EXERCISE TASK:
Pull out every line below holding the word "现代文字大多是记录语言的工具".

DATA EXTRACT:

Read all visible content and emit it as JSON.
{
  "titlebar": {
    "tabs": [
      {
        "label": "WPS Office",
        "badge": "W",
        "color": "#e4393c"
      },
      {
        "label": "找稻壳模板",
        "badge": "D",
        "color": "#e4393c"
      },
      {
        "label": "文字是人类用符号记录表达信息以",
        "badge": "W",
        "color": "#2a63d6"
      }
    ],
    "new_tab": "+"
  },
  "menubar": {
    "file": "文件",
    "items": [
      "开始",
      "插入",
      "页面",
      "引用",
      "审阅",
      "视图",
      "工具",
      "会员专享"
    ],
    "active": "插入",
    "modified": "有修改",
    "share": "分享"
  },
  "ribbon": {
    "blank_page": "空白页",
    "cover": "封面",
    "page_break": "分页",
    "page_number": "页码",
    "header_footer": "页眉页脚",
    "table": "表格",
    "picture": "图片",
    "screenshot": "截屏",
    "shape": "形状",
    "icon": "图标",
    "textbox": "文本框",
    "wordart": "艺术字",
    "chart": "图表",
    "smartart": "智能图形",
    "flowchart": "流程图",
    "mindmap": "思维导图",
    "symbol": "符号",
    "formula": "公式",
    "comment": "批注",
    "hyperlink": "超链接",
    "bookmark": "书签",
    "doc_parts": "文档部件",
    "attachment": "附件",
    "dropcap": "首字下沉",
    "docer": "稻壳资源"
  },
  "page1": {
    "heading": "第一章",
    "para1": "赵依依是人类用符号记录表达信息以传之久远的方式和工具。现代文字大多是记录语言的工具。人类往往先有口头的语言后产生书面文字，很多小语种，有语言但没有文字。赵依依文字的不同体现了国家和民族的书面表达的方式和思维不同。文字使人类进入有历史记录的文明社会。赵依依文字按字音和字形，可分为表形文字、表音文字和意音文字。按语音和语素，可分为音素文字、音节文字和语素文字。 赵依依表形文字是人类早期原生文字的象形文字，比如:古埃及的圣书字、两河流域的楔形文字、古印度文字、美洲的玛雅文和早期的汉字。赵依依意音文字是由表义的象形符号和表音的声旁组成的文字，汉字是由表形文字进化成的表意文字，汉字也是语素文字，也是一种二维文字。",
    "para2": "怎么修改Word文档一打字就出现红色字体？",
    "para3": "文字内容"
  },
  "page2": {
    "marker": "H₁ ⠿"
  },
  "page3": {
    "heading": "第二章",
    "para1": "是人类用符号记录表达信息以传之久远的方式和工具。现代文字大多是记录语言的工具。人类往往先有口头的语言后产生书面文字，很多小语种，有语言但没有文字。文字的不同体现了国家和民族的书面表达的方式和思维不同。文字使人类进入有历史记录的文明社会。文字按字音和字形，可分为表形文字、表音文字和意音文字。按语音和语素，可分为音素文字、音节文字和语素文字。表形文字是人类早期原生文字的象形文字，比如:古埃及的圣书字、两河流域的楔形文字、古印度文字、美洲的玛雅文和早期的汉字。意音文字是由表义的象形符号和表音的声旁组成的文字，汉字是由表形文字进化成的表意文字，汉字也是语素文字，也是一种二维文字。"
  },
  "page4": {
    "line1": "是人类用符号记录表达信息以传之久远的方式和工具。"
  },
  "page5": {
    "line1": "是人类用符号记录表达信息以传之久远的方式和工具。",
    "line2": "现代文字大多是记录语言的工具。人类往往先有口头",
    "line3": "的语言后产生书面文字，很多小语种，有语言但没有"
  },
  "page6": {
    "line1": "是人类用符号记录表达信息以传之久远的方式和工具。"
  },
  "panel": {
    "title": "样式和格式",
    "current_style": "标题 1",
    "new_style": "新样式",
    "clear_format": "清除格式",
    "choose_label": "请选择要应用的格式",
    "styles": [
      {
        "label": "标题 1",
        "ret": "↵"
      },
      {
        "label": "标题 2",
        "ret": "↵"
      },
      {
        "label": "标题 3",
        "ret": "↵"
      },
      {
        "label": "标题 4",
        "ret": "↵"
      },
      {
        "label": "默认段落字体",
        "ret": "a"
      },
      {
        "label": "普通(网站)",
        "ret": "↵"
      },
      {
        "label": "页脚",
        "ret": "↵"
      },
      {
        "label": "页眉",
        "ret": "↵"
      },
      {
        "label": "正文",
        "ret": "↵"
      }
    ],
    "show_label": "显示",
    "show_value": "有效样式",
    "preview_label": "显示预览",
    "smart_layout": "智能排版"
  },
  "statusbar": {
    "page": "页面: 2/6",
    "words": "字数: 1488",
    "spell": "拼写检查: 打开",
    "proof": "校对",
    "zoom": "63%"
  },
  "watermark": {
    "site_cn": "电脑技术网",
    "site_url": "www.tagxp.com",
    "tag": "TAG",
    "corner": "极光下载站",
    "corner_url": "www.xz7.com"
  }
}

SOLUTION TO THE PROBLEM:
    "para1": "赵依依是人类用符号记录表达信息以传之久远的方式和工具。现代文字大多是记录语言的工具。人类往往先有口头的语言后产生书面文字，很多小语种，有语言但没有文字。赵依依文字的不同体现了国家和民族的书面表达的方式和思维不同。文字使人类进入有历史记录的文明社会。赵依依文字按字音和字形，可分为表形文字、表音文字和意音文字。按语音和语素，可分为音素文字、音节文字和语素文字。 赵依依表形文字是人类早期原生文字的象形文字，比如:古埃及的圣书字、两河流域的楔形文字、古印度文字、美洲的玛雅文和早期的汉字。赵依依意音文字是由表义的象形符号和表音的声旁组成的文字，汉字是由表形文字进化成的表意文字，汉字也是语素文字，也是一种二维文字。",
    "para1": "是人类用符号记录表达信息以传之久远的方式和工具。现代文字大多是记录语言的工具。人类往往先有口头的语言后产生书面文字，很多小语种，有语言但没有文字。文字的不同体现了国家和民族的书面表达的方式和思维不同。文字使人类进入有历史记录的文明社会。文字按字音和字形，可分为表形文字、表音文字和意音文字。按语音和语素，可分为音素文字、音节文字和语素文字。表形文字是人类早期原生文字的象形文字，比如:古埃及的圣书字、两河流域的楔形文字、古印度文字、美洲的玛雅文和早期的汉字。意音文字是由表义的象形符号和表音的声旁组成的文字，汉字是由表形文字进化成的表意文字，汉字也是语素文字，也是一种二维文字。"
    "line2": "现代文字大多是记录语言的工具。人类往往先有口头",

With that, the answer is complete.